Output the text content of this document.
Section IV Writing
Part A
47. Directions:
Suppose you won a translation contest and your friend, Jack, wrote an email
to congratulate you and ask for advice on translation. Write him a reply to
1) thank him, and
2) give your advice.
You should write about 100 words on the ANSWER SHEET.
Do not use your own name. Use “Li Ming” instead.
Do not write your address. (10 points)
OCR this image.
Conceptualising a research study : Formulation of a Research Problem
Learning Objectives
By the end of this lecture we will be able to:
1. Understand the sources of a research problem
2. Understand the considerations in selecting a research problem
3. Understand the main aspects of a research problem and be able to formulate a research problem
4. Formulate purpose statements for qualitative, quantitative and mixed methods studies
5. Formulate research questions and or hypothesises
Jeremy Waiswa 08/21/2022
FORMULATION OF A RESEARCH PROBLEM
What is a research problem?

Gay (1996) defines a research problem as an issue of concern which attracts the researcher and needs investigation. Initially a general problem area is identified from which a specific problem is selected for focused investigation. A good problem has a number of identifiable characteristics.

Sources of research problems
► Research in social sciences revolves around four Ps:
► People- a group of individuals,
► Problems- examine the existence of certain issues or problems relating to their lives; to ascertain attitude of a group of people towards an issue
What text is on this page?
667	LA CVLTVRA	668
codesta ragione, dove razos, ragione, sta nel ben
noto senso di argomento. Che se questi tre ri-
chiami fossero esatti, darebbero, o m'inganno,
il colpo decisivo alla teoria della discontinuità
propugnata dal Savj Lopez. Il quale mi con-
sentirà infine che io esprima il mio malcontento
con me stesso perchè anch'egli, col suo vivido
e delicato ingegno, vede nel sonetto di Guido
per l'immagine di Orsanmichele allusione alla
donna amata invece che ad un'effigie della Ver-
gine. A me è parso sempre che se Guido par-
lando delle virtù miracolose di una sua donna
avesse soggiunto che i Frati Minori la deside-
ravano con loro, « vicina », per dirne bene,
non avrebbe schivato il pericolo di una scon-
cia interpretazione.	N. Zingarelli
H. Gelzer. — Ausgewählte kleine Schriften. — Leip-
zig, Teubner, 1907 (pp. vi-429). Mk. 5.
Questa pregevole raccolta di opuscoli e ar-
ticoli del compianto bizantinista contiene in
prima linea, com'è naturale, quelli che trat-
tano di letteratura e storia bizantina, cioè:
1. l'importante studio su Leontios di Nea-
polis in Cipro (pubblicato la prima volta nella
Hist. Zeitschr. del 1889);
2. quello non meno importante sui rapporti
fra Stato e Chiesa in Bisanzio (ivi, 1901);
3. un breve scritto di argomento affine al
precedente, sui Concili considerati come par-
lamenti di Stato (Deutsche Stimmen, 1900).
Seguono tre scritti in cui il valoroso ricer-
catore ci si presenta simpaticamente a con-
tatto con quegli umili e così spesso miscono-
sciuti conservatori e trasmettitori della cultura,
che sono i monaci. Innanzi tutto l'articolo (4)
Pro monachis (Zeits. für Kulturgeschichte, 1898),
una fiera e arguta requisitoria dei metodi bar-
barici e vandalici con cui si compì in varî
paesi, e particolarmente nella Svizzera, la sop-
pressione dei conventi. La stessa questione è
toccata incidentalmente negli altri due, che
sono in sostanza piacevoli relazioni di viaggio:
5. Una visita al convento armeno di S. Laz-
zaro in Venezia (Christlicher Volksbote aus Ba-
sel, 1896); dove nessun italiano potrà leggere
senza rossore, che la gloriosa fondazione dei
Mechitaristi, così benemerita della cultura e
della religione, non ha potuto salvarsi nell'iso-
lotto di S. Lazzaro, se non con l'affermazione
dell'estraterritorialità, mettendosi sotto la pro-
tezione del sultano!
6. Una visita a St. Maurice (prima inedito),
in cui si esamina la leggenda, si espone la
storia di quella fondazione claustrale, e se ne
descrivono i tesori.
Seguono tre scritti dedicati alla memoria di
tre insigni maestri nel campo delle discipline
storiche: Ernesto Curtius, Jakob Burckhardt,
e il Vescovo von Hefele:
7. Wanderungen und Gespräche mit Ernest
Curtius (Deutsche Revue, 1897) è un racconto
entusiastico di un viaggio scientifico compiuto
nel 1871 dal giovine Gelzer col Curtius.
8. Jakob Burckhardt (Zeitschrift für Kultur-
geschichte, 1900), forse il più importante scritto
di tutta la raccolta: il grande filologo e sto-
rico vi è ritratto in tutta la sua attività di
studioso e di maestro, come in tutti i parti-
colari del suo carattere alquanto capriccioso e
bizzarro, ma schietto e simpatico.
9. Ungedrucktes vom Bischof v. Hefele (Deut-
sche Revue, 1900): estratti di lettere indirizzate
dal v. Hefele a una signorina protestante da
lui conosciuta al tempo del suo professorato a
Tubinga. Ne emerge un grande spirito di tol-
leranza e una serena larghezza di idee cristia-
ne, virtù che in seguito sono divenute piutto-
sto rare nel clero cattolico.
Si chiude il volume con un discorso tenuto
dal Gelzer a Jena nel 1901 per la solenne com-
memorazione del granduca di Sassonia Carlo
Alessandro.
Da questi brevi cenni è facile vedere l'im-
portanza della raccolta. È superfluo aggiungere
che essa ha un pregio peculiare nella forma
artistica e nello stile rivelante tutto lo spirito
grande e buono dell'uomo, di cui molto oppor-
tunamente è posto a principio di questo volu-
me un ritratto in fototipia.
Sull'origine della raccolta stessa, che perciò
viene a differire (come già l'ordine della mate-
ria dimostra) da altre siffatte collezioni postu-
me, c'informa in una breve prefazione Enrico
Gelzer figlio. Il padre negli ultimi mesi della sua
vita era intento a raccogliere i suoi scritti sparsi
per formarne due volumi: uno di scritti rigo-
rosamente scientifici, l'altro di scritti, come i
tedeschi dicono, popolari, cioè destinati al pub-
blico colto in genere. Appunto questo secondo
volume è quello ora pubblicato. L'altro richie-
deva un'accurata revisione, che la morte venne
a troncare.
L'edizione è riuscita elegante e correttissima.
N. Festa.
------------------------------------
| THE TASK |
Generate an exact reproduction of all entries.

| RESULT |
Output the text content of this document.
Section IV Writing
Part A
47. Directions:
Suppose you won a translation contest and your friend, Jack, wrote an email
to congratulate you and ask for advice on translation. Write him a reply to
1) thank him, and
2) give your advice.
You should write about 100 words on the ANSWER SHEET.
Do not use your own name. Use “Li Ming” instead.
Do not write your address. (10 points)
OCR this image.
Conceptualising a research study : Formulation of a Research Problem
Learning Objectives
By the end of this lecture we will be able to:
1. Understand the sources of a research problem
2. Understand the considerations in selecting a research problem
3. Understand the main aspects of a research problem and be able to formulate a research problem
4. Formulate purpose statements for qualitative, quantitative and mixed methods studies
5. Formulate research questions and or hypothesises
Jeremy Waiswa 08/21/2022
FORMULATION OF A RESEARCH PROBLEM
What is a research problem?

Gay (1996) defines a research problem as an issue of concern which attracts the researcher and needs investigation. Initially a general problem area is identified from which a specific problem is selected for focused investigation. A good problem has a number of identifiable characteristics.

Sources of research problems
► Research in social sciences revolves around four Ps:
► People- a group of individuals,
► Problems- examine the existence of certain issues or problems relating to their lives; to ascertain attitude of a group of people towards an issue
What text is on this page?
667	LA CVLTVRA	668
codesta ragione, dove razos, ragione, sta nel ben
noto senso di argomento. Che se questi tre ri-
chiami fossero esatti, darebbero, o m'inganno,
il colpo decisivo alla teoria della discontinuità
propugnata dal Savj Lopez. Il quale mi con-
sentirà infine che io esprima il mio malcontento
con me stesso perchè anch'egli, col suo vivido
e delicato ingegno, vede nel sonetto di Guido
per l'immagine di Orsanmichele allusione alla
donna amata invece che ad un'effigie della Ver-
gine. A me è parso sempre che se Guido par-
lando delle virtù miracolose di una sua donna
avesse soggiunto che i Frati Minori la deside-
ravano con loro, « vicina », per dirne bene,
non avrebbe schivato il pericolo di una scon-
cia interpretazione.	N. Zingarelli
H. Gelzer. — Ausgewählte kleine Schriften. — Leip-
zig, Teubner, 1907 (pp. vi-429). Mk. 5.
Questa pregevole raccolta di opuscoli e ar-
ticoli del compianto bizantinista contiene in
prima linea, com'è naturale, quelli che trat-
tano di letteratura e storia bizantina, cioè:
1. l'importante studio su Leontios di Nea-
polis in Cipro (pubblicato la prima volta nella
Hist. Zeitschr. del 1889);
2. quello non meno importante sui rapporti
fra Stato e Chiesa in Bisanzio (ivi, 1901);
3. un breve scritto di argomento affine al
precedente, sui Concili considerati come par-
lamenti di Stato (Deutsche Stimmen, 1900).
Seguono tre scritti in cui il valoroso ricer-
catore ci si presenta simpaticamente a con-
tatto con quegli umili e così spesso miscono-
sciuti conservatori e trasmettitori della cultura,
che sono i monaci. Innanzi tutto l'articolo (4)
Pro monachis (Zeits. für Kulturgeschichte, 1898),
una fiera e arguta requisitoria dei metodi bar-
barici e vandalici con cui si compì in varî
paesi, e particolarmente nella Svizzera, la sop-
pressione dei conventi. La stessa questione è
toccata incidentalmente negli altri due, che
sono in sostanza piacevoli relazioni di viaggio:
5. Una visita al convento armeno di S. Laz-
zaro in Venezia (Christlicher Volksbote aus Ba-
sel, 1896); dove nessun italiano potrà leggere
senza rossore, che la gloriosa fondazione dei
Mechitaristi, così benemerita della cultura e
della religione, non ha potuto salvarsi nell'iso-
lotto di S. Lazzaro, se non con l'affermazione
dell'estraterritorialità, mettendosi sotto la pro-
tezione del sultano!
6. Una visita a St. Maurice (prima inedito),
in cui si esamina la leggenda, si espone la
storia di quella fondazione claustrale, e se ne
descrivono i tesori.
Seguono tre scritti dedicati alla memoria di
tre insigni maestri nel campo delle discipline
storiche: Ernesto Curtius, Jakob Burckhardt,
e il Vescovo von Hefele:
7. Wanderungen und Gespräche mit Ernest
Curtius (Deutsche Revue, 1897) è un racconto
entusiastico di un viaggio scientifico compiuto
nel 1871 dal giovine Gelzer col Curtius.
8. Jakob Burckhardt (Zeitschrift für Kultur-
geschichte, 1900), forse il più importante scritto
di tutta la raccolta: il grande filologo e sto-
rico vi è ritratto in tutta la sua attività di
studioso e di maestro, come in tutti i parti-
colari del suo carattere alquanto capriccioso e
bizzarro, ma schietto e simpatico.
9. Ungedrucktes vom Bischof v. Hefele (Deut-
sche Revue, 1900): estratti di lettere indirizzate
dal v. Hefele a una signorina protestante da
lui conosciuta al tempo del suo professorato a
Tubinga. Ne emerge un grande spirito di tol-
leranza e una serena larghezza di idee cristia-
ne, virtù che in seguito sono divenute piutto-
sto rare nel clero cattolico.
Si chiude il volume con un discorso tenuto
dal Gelzer a Jena nel 1901 per la solenne com-
memorazione del granduca di Sassonia Carlo
Alessandro.
Da questi brevi cenni è facile vedere l'im-
portanza della raccolta. È superfluo aggiungere
che essa ha un pregio peculiare nella forma
artistica e nello stile rivelante tutto lo spirito
grande e buono dell'uomo, di cui molto oppor-
tunamente è posto a principio di questo volu-
me un ritratto in fototipia.
Sull'origine della raccolta stessa, che perciò
viene a differire (come già l'ordine della mate-
ria dimostra) da altre siffatte collezioni postu-
me, c'informa in una breve prefazione Enrico
Gelzer figlio. Il padre negli ultimi mesi della sua
vita era intento a raccogliere i suoi scritti sparsi
per formarne due volumi: uno di scritti rigo-
rosamente scientifici, l'altro di scritti, come i
tedeschi dicono, popolari, cioè destinati al pub-
blico colto in genere. Appunto questo secondo
volume è quello ora pubblicato. L'altro richie-
deva un'accurata revisione, che la morte venne
a troncare.
L'edizione è riuscita elegante e correttissima.
N. Festa.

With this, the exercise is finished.